● **What to produce**: The records should be written out in full, with nothing altered.

● **Dataset records**:
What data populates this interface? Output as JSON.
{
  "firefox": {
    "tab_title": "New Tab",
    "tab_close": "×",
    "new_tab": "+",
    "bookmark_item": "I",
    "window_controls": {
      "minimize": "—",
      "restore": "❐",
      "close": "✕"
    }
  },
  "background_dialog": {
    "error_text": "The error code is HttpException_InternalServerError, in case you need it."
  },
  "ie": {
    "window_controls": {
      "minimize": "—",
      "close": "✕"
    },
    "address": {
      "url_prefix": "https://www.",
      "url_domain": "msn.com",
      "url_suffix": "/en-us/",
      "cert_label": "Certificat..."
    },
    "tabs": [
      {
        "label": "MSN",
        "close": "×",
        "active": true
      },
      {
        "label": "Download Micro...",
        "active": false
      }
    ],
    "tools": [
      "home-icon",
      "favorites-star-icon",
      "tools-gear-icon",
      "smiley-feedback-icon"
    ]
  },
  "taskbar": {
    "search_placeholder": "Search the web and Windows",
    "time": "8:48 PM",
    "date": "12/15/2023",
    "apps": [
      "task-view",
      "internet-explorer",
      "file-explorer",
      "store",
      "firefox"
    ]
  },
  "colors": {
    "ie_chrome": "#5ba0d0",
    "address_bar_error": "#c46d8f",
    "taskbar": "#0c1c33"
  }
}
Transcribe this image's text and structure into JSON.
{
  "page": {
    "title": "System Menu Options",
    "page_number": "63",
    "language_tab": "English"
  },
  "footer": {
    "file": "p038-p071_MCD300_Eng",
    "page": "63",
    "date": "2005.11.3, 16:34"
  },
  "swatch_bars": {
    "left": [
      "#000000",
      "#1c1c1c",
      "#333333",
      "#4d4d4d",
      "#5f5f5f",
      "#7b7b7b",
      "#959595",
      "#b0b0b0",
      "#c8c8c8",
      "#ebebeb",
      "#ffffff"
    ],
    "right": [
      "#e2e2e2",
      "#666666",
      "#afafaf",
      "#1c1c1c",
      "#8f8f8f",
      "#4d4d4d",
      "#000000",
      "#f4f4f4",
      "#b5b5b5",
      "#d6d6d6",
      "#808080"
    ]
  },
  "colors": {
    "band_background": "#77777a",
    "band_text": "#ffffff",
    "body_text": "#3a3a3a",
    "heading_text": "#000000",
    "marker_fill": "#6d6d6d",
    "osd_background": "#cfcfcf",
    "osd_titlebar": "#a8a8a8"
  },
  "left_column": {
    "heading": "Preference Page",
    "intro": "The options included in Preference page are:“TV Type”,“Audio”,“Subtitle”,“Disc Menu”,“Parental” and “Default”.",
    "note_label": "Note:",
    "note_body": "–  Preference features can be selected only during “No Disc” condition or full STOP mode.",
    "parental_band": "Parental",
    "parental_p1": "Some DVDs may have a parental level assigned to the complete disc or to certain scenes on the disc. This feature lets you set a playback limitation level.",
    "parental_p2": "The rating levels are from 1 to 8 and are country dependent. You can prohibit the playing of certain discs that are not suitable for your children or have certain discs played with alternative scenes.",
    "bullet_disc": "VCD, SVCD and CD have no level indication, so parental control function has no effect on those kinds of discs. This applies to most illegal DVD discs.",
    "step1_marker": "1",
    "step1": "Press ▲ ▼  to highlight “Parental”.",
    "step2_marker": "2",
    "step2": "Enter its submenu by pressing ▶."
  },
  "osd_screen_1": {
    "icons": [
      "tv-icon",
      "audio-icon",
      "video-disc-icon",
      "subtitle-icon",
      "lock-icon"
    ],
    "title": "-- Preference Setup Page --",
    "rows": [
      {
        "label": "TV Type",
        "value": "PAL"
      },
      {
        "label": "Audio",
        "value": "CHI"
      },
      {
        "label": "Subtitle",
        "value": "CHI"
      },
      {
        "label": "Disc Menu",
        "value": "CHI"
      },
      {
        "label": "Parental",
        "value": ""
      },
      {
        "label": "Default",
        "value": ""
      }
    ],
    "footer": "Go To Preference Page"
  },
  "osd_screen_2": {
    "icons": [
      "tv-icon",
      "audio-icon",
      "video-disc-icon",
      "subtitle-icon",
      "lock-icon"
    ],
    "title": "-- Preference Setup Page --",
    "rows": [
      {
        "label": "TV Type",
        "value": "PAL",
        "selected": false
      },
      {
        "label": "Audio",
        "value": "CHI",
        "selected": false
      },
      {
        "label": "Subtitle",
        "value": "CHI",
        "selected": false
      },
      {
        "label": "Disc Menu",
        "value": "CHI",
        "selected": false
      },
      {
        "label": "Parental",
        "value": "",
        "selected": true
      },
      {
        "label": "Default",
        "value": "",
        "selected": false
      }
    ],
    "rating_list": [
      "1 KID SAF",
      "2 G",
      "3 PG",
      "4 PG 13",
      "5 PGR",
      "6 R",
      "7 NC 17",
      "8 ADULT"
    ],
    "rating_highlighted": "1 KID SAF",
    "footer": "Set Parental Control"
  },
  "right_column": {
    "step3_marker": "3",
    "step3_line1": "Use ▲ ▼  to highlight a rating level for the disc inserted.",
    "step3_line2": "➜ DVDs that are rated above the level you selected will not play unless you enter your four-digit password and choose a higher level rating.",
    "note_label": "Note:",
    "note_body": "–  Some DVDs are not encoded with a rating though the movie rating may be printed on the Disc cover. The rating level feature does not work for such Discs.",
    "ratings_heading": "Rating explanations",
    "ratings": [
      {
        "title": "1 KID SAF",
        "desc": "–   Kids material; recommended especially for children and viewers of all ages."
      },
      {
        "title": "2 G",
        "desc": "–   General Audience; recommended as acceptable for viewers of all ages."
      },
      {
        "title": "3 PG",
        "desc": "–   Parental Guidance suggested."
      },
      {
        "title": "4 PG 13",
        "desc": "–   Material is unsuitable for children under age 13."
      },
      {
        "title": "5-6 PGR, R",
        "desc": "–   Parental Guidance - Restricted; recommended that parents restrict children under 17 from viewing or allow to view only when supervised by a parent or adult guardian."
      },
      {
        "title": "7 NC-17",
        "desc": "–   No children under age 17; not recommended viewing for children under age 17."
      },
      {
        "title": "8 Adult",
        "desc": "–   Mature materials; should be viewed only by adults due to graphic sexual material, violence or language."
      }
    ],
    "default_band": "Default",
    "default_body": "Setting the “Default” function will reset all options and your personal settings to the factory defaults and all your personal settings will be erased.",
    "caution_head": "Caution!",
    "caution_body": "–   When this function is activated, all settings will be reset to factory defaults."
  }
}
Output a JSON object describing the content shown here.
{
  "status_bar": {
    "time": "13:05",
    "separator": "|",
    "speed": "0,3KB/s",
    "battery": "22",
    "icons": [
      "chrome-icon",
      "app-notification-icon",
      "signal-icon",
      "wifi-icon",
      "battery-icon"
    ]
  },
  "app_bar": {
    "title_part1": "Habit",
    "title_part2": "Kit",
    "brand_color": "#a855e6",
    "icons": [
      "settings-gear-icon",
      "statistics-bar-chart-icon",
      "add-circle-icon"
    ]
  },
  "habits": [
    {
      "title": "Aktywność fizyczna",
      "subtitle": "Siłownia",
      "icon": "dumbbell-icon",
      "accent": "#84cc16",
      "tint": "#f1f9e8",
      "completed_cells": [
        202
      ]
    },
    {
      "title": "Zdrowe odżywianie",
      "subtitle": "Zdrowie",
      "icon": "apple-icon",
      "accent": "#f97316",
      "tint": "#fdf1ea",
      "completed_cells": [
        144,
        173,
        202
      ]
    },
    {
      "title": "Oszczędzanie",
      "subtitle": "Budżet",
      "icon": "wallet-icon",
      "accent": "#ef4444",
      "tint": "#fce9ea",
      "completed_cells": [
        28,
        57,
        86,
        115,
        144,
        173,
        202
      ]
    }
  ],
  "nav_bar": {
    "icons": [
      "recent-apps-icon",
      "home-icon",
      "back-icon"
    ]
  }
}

● **Solution**:
What data populates this interface? Output as JSON.
{
  "firefox": {
    "tab_title": "New Tab",
    "tab_close": "×",
    "new_tab": "+",
    "bookmark_item": "I",
    "window_controls": {
      "minimize": "—",
      "restore": "❐",
      "close": "✕"
    }
  },
  "background_dialog": {
    "error_text": "The error code is HttpException_InternalServerError, in case you need it."
  },
  "ie": {
    "window_controls": {
      "minimize": "—",
      "close": "✕"
    },
    "address": {
      "url_prefix": "https://www.",
      "url_domain": "msn.com",
      "url_suffix": "/en-us/",
      "cert_label": "Certificat..."
    },
    "tabs": [
      {
        "label": "MSN",
        "close": "×",
        "active": true
      },
      {
        "label": "Download Micro...",
        "active": false
      }
    ],
    "tools": [
      "home-icon",
      "favorites-star-icon",
      "tools-gear-icon",
      "smiley-feedback-icon"
    ]
  },
  "taskbar": {
    "search_placeholder": "Search the web and Windows",
    "time": "8:48 PM",
    "date": "12/15/2023",
    "apps": [
      "task-view",
      "internet-explorer",
      "file-explorer",
      "store",
      "firefox"
    ]
  },
  "colors": {
    "ie_chrome": "#5ba0d0",
    "address_bar_error": "#c46d8f",
    "taskbar": "#0c1c33"
  }
}
Transcribe this image's text and structure into JSON.
{
  "page": {
    "title": "System Menu Options",
    "page_number": "63",
    "language_tab": "English"
  },
  "footer": {
    "file": "p038-p071_MCD300_Eng",
    "page": "63",
    "date": "2005.11.3, 16:34"
  },
  "swatch_bars": {
    "left": [
      "#000000",
      "#1c1c1c",
      "#333333",
      "#4d4d4d",
      "#5f5f5f",
      "#7b7b7b",
      "#959595",
      "#b0b0b0",
      "#c8c8c8",
      "#ebebeb",
      "#ffffff"
    ],
    "right": [
      "#e2e2e2",
      "#666666",
      "#afafaf",
      "#1c1c1c",
      "#8f8f8f",
      "#4d4d4d",
      "#000000",
      "#f4f4f4",
      "#b5b5b5",
      "#d6d6d6",
      "#808080"
    ]
  },
  "colors": {
    "band_background": "#77777a",
    "band_text": "#ffffff",
    "body_text": "#3a3a3a",
    "heading_text": "#000000",
    "marker_fill": "#6d6d6d",
    "osd_background": "#cfcfcf",
    "osd_titlebar": "#a8a8a8"
  },
  "left_column": {
    "heading": "Preference Page",
    "intro": "The options included in Preference page are:“TV Type”,“Audio”,“Subtitle”,“Disc Menu”,“Parental” and “Default”.",
    "note_label": "Note:",
    "note_body": "–  Preference features can be selected only during “No Disc” condition or full STOP mode.",
    "parental_band": "Parental",
    "parental_p1": "Some DVDs may have a parental level assigned to the complete disc or to certain scenes on the disc. This feature lets you set a playback limitation level.",
    "parental_p2": "The rating levels are from 1 to 8 and are country dependent. You can prohibit the playing of certain discs that are not suitable for your children or have certain discs played with alternative scenes.",
    "bullet_disc": "VCD, SVCD and CD have no level indication, so parental control function has no effect on those kinds of discs. This applies to most illegal DVD discs.",
    "step1_marker": "1",
    "step1": "Press ▲ ▼  to highlight “Parental”.",
    "step2_marker": "2",
    "step2": "Enter its submenu by pressing ▶."
  },
  "osd_screen_1": {
    "icons": [
      "tv-icon",
      "audio-icon",
      "video-disc-icon",
      "subtitle-icon",
      "lock-icon"
    ],
    "title": "-- Preference Setup Page --",
    "rows": [
      {
        "label": "TV Type",
        "value": "PAL"
      },
      {
        "label": "Audio",
        "value": "CHI"
      },
      {
        "label": "Subtitle",
        "value": "CHI"
      },
      {
        "label": "Disc Menu",
        "value": "CHI"
      },
      {
        "label": "Parental",
        "value": ""
      },
      {
        "label": "Default",
        "value": ""
      }
    ],
    "footer": "Go To Preference Page"
  },
  "osd_screen_2": {
    "icons": [
      "tv-icon",
      "audio-icon",
      "video-disc-icon",
      "subtitle-icon",
      "lock-icon"
    ],
    "title": "-- Preference Setup Page --",
    "rows": [
      {
        "label": "TV Type",
        "value": "PAL",
        "selected": false
      },
      {
        "label": "Audio",
        "value": "CHI",
        "selected": false
      },
      {
        "label": "Subtitle",
        "value": "CHI",
        "selected": false
      },
      {
        "label": "Disc Menu",
        "value": "CHI",
        "selected": false
      },
      {
        "label": "Parental",
        "value": "",
        "selected": true
      },
      {
        "label": "Default",
        "value": "",
        "selected": false
      }
    ],
    "rating_list": [
      "1 KID SAF",
      "2 G",
      "3 PG",
      "4 PG 13",
      "5 PGR",
      "6 R",
      "7 NC 17",
      "8 ADULT"
    ],
    "rating_highlighted": "1 KID SAF",
    "footer": "Set Parental Control"
  },
  "right_column": {
    "step3_marker": "3",
    "step3_line1": "Use ▲ ▼  to highlight a rating level for the disc inserted.",
    "step3_line2": "➜ DVDs that are rated above the level you selected will not play unless you enter your four-digit password and choose a higher level rating.",
    "note_label": "Note:",
    "note_body": "–  Some DVDs are not encoded with a rating though the movie rating may be printed on the Disc cover. The rating level feature does not work for such Discs.",
    "ratings_heading": "Rating explanations",
    "ratings": [
      {
        "title": "1 KID SAF",
        "desc": "–   Kids material; recommended especially for children and viewers of all ages."
      },
      {
        "title": "2 G",
        "desc": "–   General Audience; recommended as acceptable for viewers of all ages."
      },
      {
        "title": "3 PG",
        "desc": "–   Parental Guidance suggested."
      },
      {
        "title": "4 PG 13",
        "desc": "–   Material is unsuitable for children under age 13."
      },
      {
        "title": "5-6 PGR, R",
        "desc": "–   Parental Guidance - Restricted; recommended that parents restrict children under 17 from viewing or allow to view only when supervised by a parent or adult guardian."
      },
      {
        "title": "7 NC-17",
        "desc": "–   No children under age 17; not recommended viewing for children under age 17."
      },
      {
        "title": "8 Adult",
        "desc": "–   Mature materials; should be viewed only by adults due to graphic sexual material, violence or language."
      }
    ],
    "default_band": "Default",
    "default_body": "Setting the “Default” function will reset all options and your personal settings to the factory defaults and all your personal settings will be erased.",
    "caution_head": "Caution!",
    "caution_body": "–   When this function is activated, all settings will be reset to factory defaults."
  }
}
Output a JSON object describing the content shown here.
{
  "status_bar": {
    "time": "13:05",
    "separator": "|",
    "speed": "0,3KB/s",
    "battery": "22",
    "icons": [
      "chrome-icon",
      "app-notification-icon",
      "signal-icon",
      "wifi-icon",
      "battery-icon"
    ]
  },
  "app_bar": {
    "title_part1": "Habit",
    "title_part2": "Kit",
    "brand_color": "#a855e6",
    "icons": [
      "settings-gear-icon",
      "statistics-bar-chart-icon",
      "add-circle-icon"
    ]
  },
  "habits": [
    {
      "title": "Aktywność fizyczna",
      "subtitle": "Siłownia",
      "icon": "dumbbell-icon",
      "accent": "#84cc16",
      "tint": "#f1f9e8",
      "completed_cells": [
        202
      ]
    },
    {
      "title": "Zdrowe odżywianie",
      "subtitle": "Zdrowie",
      "icon": "apple-icon",
      "accent": "#f97316",
      "tint": "#fdf1ea",
      "completed_cells": [
        144,
        173,
        202
      ]
    },
    {
      "title": "Oszczędzanie",
      "subtitle": "Budżet",
      "icon": "wallet-icon",
      "accent": "#ef4444",
      "tint": "#fce9ea",
      "completed_cells": [
        28,
        57,
        86,
        115,
        144,
        173,
        202
      ]
    }
  ],
  "nav_bar": {
    "icons": [
      "recent-apps-icon",
      "home-icon",
      "back-icon"
    ]
  }
}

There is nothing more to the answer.